Reproduce every line of the data below word for word, omitting the pictures.
[START OF Record excerpts]
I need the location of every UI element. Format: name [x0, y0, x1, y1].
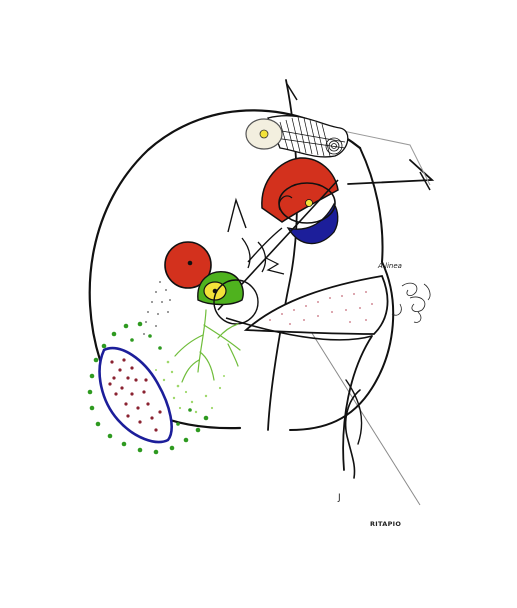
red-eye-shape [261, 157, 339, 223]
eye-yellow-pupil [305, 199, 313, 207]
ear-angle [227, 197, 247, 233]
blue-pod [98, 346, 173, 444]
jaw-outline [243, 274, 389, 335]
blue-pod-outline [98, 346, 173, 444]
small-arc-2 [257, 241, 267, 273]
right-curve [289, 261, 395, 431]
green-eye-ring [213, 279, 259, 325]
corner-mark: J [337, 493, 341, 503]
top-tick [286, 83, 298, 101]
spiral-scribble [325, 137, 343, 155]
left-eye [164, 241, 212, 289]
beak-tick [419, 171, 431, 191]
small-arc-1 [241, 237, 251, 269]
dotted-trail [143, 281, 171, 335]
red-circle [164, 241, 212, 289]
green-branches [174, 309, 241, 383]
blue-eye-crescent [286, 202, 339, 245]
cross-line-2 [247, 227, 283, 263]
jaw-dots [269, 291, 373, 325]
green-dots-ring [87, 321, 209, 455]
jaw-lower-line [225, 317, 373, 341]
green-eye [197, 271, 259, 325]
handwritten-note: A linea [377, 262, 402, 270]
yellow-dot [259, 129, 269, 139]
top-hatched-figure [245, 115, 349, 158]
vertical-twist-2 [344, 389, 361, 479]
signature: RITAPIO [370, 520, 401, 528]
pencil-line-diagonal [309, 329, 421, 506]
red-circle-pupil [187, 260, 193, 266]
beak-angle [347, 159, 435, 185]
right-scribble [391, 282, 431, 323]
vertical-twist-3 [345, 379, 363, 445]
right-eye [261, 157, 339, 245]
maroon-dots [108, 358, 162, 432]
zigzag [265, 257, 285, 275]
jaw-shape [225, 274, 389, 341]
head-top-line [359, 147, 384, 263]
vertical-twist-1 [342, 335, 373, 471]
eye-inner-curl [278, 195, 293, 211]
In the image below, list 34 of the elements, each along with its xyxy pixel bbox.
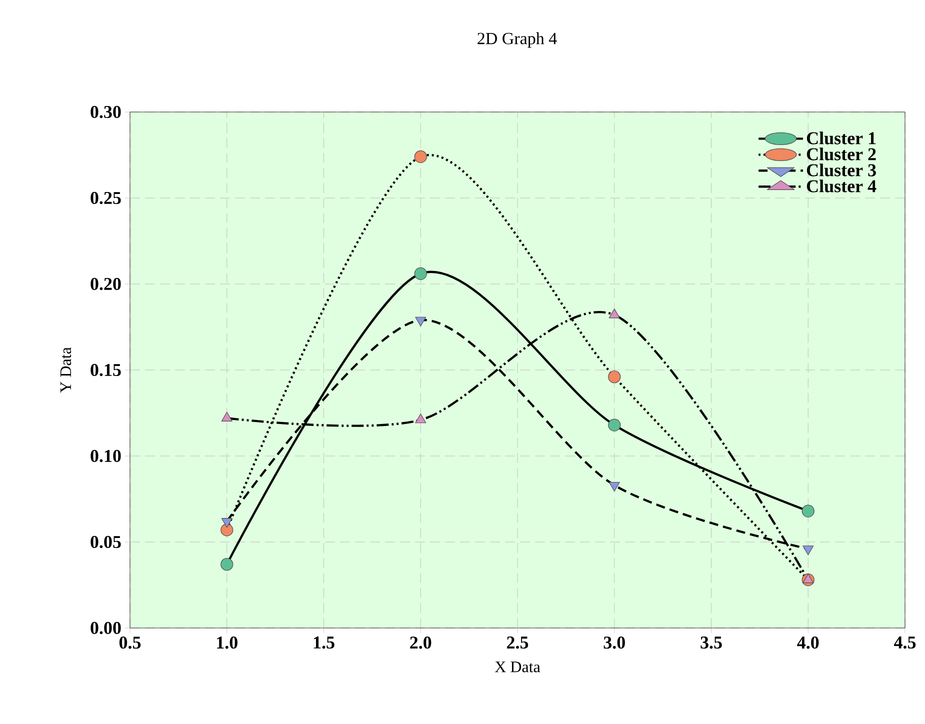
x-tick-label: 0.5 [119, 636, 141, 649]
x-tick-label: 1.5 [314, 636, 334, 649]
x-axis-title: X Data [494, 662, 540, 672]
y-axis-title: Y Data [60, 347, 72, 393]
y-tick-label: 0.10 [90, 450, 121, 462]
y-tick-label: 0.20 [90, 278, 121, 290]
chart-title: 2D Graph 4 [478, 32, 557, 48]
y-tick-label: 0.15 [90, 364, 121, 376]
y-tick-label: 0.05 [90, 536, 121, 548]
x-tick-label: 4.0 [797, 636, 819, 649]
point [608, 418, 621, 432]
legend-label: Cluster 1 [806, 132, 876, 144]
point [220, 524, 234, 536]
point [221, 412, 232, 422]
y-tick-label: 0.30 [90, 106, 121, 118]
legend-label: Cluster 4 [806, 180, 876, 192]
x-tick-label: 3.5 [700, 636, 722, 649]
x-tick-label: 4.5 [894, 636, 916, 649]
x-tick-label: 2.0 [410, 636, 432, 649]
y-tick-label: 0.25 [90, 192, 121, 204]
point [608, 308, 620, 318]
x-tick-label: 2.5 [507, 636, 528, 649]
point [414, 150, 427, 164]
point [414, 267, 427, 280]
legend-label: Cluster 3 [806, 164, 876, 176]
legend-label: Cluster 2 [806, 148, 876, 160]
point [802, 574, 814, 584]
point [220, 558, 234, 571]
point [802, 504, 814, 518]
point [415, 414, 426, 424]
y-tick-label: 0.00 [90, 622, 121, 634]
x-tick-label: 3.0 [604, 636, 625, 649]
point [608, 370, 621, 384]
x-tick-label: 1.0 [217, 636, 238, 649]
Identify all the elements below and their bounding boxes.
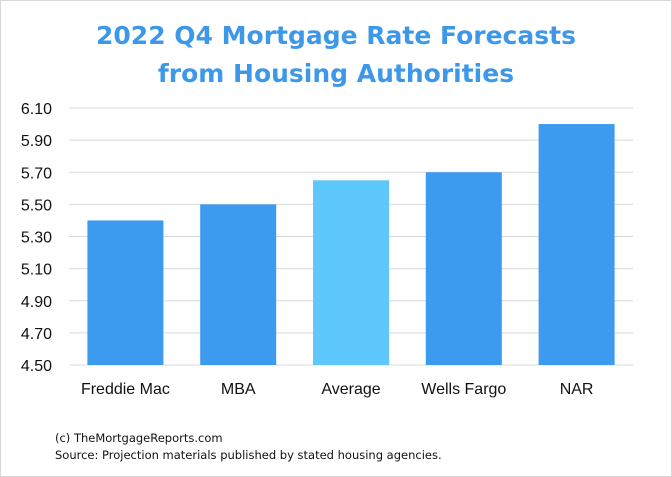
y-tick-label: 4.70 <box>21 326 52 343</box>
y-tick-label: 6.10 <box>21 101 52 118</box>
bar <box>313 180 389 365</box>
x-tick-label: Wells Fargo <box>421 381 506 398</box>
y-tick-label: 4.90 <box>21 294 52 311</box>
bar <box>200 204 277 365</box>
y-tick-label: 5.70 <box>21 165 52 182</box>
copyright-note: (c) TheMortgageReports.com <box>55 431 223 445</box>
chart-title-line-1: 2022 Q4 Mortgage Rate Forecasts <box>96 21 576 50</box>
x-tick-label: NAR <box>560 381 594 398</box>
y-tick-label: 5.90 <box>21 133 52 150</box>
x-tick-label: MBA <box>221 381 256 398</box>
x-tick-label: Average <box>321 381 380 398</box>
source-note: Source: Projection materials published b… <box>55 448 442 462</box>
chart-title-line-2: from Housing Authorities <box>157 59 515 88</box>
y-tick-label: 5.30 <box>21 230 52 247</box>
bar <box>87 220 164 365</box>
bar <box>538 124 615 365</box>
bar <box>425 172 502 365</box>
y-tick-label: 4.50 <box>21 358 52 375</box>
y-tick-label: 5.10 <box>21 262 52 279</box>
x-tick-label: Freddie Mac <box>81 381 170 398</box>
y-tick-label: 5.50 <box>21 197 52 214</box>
[END OF Record excerpts]
## [Reply]
I need the location of every UI element. Format: name [x0, y0, x1, y1].
red-eye-shape [261, 157, 339, 223]
eye-yellow-pupil [305, 199, 313, 207]
ear-angle [227, 197, 247, 233]
blue-pod [98, 346, 173, 444]
jaw-outline [243, 274, 389, 335]
blue-pod-outline [98, 346, 173, 444]
small-arc-2 [257, 241, 267, 273]
right-curve [289, 261, 395, 431]
green-eye-ring [213, 279, 259, 325]
corner-mark: J [337, 493, 341, 503]
top-tick [286, 83, 298, 101]
spiral-scribble [325, 137, 343, 155]
left-eye [164, 241, 212, 289]
beak-tick [419, 171, 431, 191]
small-arc-1 [241, 237, 251, 269]
dotted-trail [143, 281, 171, 335]
red-circle [164, 241, 212, 289]
green-branches [174, 309, 241, 383]
blue-eye-crescent [286, 202, 339, 245]
cross-line-2 [247, 227, 283, 263]
jaw-dots [269, 291, 373, 325]
green-dots-ring [87, 321, 209, 455]
jaw-lower-line [225, 317, 373, 341]
green-eye [197, 271, 259, 325]
handwritten-note: A linea [377, 262, 402, 270]
yellow-dot [259, 129, 269, 139]
top-hatched-figure [245, 115, 349, 158]
vertical-twist-2 [344, 389, 361, 479]
signature: RITAPIO [370, 520, 401, 528]
pencil-line-diagonal [309, 329, 421, 506]
red-circle-pupil [187, 260, 193, 266]
beak-angle [347, 159, 435, 185]
right-scribble [391, 282, 431, 323]
vertical-twist-3 [345, 379, 363, 445]
right-eye [261, 157, 339, 245]
maroon-dots [108, 358, 162, 432]
zigzag [265, 257, 285, 275]
jaw-shape [225, 274, 389, 341]
head-top-line [359, 147, 384, 263]
vertical-twist-1 [342, 335, 373, 471]
eye-inner-curl [278, 195, 293, 211]
In the image below, list 34 of the elements, each along with its xyxy pixel bbox.
x-tick-label: 0.5 [119, 636, 141, 649]
x-tick-label: 1.5 [314, 636, 334, 649]
x-axis-title: X Data [494, 662, 540, 672]
y-axis-title: Y Data [60, 347, 72, 393]
y-tick-label: 0.10 [90, 450, 121, 462]
y-tick-label: 0.20 [90, 278, 121, 290]
chart-title: 2D Graph 4 [478, 32, 557, 48]
y-tick-label: 0.15 [90, 364, 121, 376]
y-tick-label: 0.05 [90, 536, 121, 548]
x-tick-label: 4.0 [797, 636, 819, 649]
point [608, 418, 621, 432]
legend-label: Cluster 1 [806, 132, 876, 144]
point [220, 524, 234, 536]
point [221, 412, 232, 422]
y-tick-label: 0.30 [90, 106, 121, 118]
legend-label: Cluster 4 [806, 180, 876, 192]
x-tick-label: 3.5 [700, 636, 722, 649]
x-tick-label: 4.5 [894, 636, 916, 649]
x-tick-label: 2.0 [410, 636, 432, 649]
y-tick-label: 0.25 [90, 192, 121, 204]
point [608, 308, 620, 318]
x-tick-label: 2.5 [507, 636, 528, 649]
point [414, 150, 427, 164]
point [414, 267, 427, 280]
legend-label: Cluster 3 [806, 164, 876, 176]
legend-label: Cluster 2 [806, 148, 876, 160]
point [802, 574, 814, 584]
point [220, 558, 234, 571]
point [802, 504, 814, 518]
point [415, 414, 426, 424]
y-tick-label: 0.00 [90, 622, 121, 634]
x-tick-label: 3.0 [604, 636, 625, 649]
point [608, 370, 621, 384]
x-tick-label: 1.0 [217, 636, 238, 649]
Identify all the elements below and their bounding boxes.
y-tick-label: 4.70 <box>21 326 52 343</box>
y-tick-label: 6.10 <box>21 101 52 118</box>
bar <box>313 180 389 365</box>
x-tick-label: Wells Fargo <box>421 381 506 398</box>
y-tick-label: 4.90 <box>21 294 52 311</box>
bar <box>200 204 277 365</box>
y-tick-label: 5.70 <box>21 165 52 182</box>
copyright-note: (c) TheMortgageReports.com <box>55 431 223 445</box>
chart-title-line-1: 2022 Q4 Mortgage Rate Forecasts <box>96 21 576 50</box>
x-tick-label: NAR <box>560 381 594 398</box>
y-tick-label: 5.90 <box>21 133 52 150</box>
x-tick-label: MBA <box>221 381 256 398</box>
x-tick-label: Average <box>321 381 380 398</box>
source-note: Source: Projection materials published b… <box>55 448 442 462</box>
chart-title-line-2: from Housing Authorities <box>157 59 515 88</box>
y-tick-label: 5.30 <box>21 230 52 247</box>
bar <box>87 220 164 365</box>
bar <box>538 124 615 365</box>
bar <box>425 172 502 365</box>
y-tick-label: 4.50 <box>21 358 52 375</box>
y-tick-label: 5.10 <box>21 262 52 279</box>
x-tick-label: Freddie Mac <box>81 381 170 398</box>
y-tick-label: 5.50 <box>21 197 52 214</box>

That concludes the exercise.